> [Exercise objective]
Word for word, print each line of the listing below; pictures stay out.

> [Data supplied]
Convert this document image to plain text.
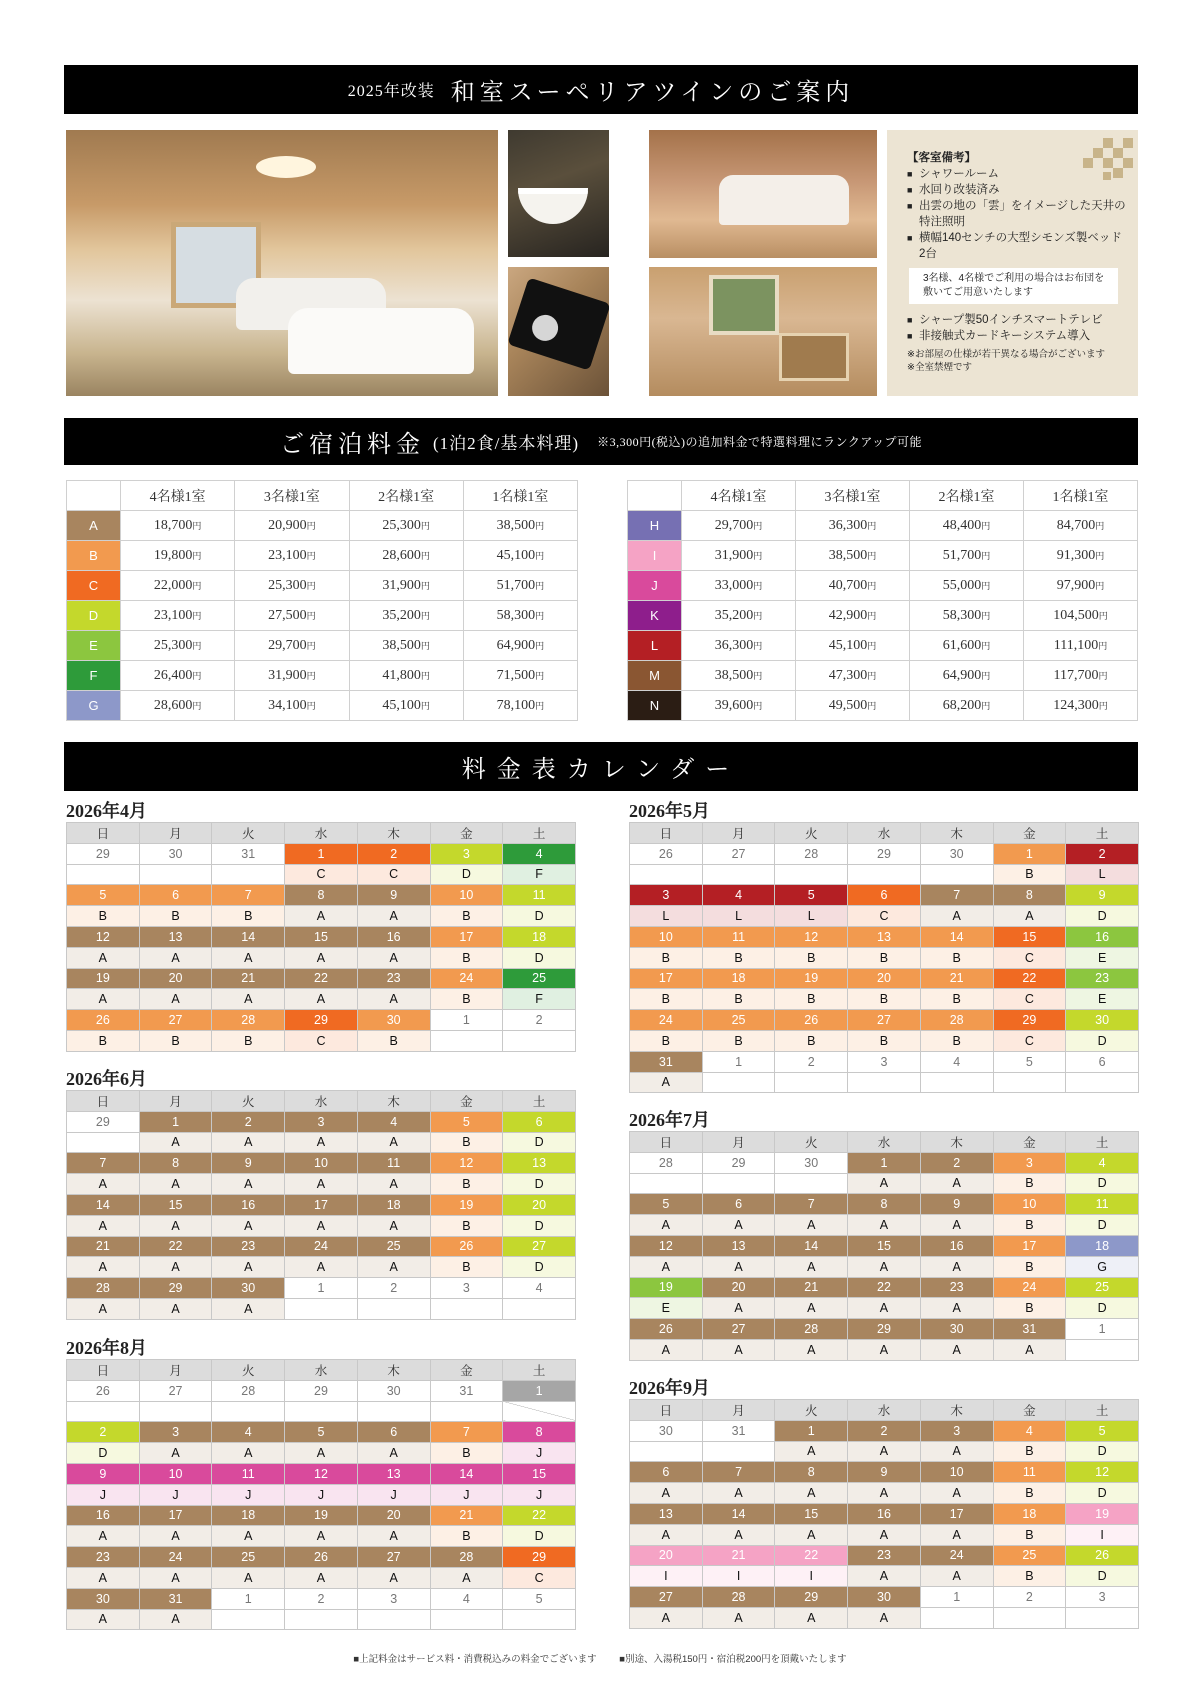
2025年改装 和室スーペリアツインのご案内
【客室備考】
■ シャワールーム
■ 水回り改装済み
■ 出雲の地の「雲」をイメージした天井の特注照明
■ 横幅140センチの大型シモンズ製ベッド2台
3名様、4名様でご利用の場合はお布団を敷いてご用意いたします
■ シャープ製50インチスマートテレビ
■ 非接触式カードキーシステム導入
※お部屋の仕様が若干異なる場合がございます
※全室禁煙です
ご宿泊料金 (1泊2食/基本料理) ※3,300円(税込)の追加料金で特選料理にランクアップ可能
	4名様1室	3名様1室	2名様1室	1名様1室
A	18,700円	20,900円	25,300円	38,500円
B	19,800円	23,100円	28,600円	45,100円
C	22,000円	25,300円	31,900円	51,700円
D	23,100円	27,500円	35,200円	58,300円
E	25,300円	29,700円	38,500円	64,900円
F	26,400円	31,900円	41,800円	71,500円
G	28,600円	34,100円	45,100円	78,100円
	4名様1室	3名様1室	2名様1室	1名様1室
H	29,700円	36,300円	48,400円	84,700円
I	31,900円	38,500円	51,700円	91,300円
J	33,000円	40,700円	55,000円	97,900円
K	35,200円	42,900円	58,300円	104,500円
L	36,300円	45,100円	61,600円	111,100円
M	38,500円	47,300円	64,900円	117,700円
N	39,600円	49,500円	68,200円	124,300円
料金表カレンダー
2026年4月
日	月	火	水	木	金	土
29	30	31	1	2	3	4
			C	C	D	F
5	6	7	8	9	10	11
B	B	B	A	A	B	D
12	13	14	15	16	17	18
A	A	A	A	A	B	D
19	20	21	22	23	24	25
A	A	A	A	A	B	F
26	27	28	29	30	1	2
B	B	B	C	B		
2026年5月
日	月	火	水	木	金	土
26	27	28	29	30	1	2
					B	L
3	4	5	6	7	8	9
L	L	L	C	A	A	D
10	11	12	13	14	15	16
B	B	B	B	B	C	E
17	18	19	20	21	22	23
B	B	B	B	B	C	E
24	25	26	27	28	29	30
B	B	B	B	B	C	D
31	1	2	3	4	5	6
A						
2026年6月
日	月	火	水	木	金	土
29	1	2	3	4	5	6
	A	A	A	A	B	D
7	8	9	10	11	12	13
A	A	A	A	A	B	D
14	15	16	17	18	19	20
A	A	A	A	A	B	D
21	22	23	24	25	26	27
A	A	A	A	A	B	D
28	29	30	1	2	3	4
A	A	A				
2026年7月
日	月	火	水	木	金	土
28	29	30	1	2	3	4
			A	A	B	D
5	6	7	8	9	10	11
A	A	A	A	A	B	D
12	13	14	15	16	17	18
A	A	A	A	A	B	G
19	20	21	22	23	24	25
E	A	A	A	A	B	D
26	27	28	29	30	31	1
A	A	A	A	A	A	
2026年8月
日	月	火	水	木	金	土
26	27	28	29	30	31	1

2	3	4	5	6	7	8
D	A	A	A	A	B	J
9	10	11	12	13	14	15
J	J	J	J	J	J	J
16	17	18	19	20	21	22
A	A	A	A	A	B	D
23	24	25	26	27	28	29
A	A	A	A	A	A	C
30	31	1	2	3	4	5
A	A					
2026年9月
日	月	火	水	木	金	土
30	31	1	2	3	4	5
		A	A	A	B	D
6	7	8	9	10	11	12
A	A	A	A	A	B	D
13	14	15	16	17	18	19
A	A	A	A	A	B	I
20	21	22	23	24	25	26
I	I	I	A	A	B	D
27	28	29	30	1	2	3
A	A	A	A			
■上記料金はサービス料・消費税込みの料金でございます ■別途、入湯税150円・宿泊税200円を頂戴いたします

> [Exercise response]
Convert this document image to plain text.
2025年改装 和室スーペリアツインのご案内
【客室備考】
■ シャワールーム
■ 水回り改装済み
■ 出雲の地の「雲」をイメージした天井の特注照明
■ 横幅140センチの大型シモンズ製ベッド2台
3名様、4名様でご利用の場合はお布団を敷いてご用意いたします
■ シャープ製50インチスマートテレビ
■ 非接触式カードキーシステム導入
※お部屋の仕様が若干異なる場合がございます
※全室禁煙です
ご宿泊料金 (1泊2食/基本料理) ※3,300円(税込)の追加料金で特選料理にランクアップ可能
	4名様1室	3名様1室	2名様1室	1名様1室
A	18,700円	20,900円	25,300円	38,500円
B	19,800円	23,100円	28,600円	45,100円
C	22,000円	25,300円	31,900円	51,700円
D	23,100円	27,500円	35,200円	58,300円
E	25,300円	29,700円	38,500円	64,900円
F	26,400円	31,900円	41,800円	71,500円
G	28,600円	34,100円	45,100円	78,100円
	4名様1室	3名様1室	2名様1室	1名様1室
H	29,700円	36,300円	48,400円	84,700円
I	31,900円	38,500円	51,700円	91,300円
J	33,000円	40,700円	55,000円	97,900円
K	35,200円	42,900円	58,300円	104,500円
L	36,300円	45,100円	61,600円	111,100円
M	38,500円	47,300円	64,900円	117,700円
N	39,600円	49,500円	68,200円	124,300円
料金表カレンダー
2026年4月
日	月	火	水	木	金	土
29	30	31	1	2	3	4
			C	C	D	F
5	6	7	8	9	10	11
B	B	B	A	A	B	D
12	13	14	15	16	17	18
A	A	A	A	A	B	D
19	20	21	22	23	24	25
A	A	A	A	A	B	F
26	27	28	29	30	1	2
B	B	B	C	B		
2026年5月
日	月	火	水	木	金	土
26	27	28	29	30	1	2
					B	L
3	4	5	6	7	8	9
L	L	L	C	A	A	D
10	11	12	13	14	15	16
B	B	B	B	B	C	E
17	18	19	20	21	22	23
B	B	B	B	B	C	E
24	25	26	27	28	29	30
B	B	B	B	B	C	D
31	1	2	3	4	5	6
A						
2026年6月
日	月	火	水	木	金	土
29	1	2	3	4	5	6
	A	A	A	A	B	D
7	8	9	10	11	12	13
A	A	A	A	A	B	D
14	15	16	17	18	19	20
A	A	A	A	A	B	D
21	22	23	24	25	26	27
A	A	A	A	A	B	D
28	29	30	1	2	3	4
A	A	A				
2026年7月
日	月	火	水	木	金	土
28	29	30	1	2	3	4
			A	A	B	D
5	6	7	8	9	10	11
A	A	A	A	A	B	D
12	13	14	15	16	17	18
A	A	A	A	A	B	G
19	20	21	22	23	24	25
E	A	A	A	A	B	D
26	27	28	29	30	31	1
A	A	A	A	A	A	
2026年8月
日	月	火	水	木	金	土
26	27	28	29	30	31	1

2	3	4	5	6	7	8
D	A	A	A	A	B	J
9	10	11	12	13	14	15
J	J	J	J	J	J	J
16	17	18	19	20	21	22
A	A	A	A	A	B	D
23	24	25	26	27	28	29
A	A	A	A	A	A	C
30	31	1	2	3	4	5
A	A					
2026年9月
日	月	火	水	木	金	土
30	31	1	2	3	4	5
		A	A	A	B	D
6	7	8	9	10	11	12
A	A	A	A	A	B	D
13	14	15	16	17	18	19
A	A	A	A	A	B	I
20	21	22	23	24	25	26
I	I	I	A	A	B	D
27	28	29	30	1	2	3
A	A	A	A			
■上記料金はサービス料・消費税込みの料金でございます ■別途、入湯税150円・宿泊税200円を頂戴いたします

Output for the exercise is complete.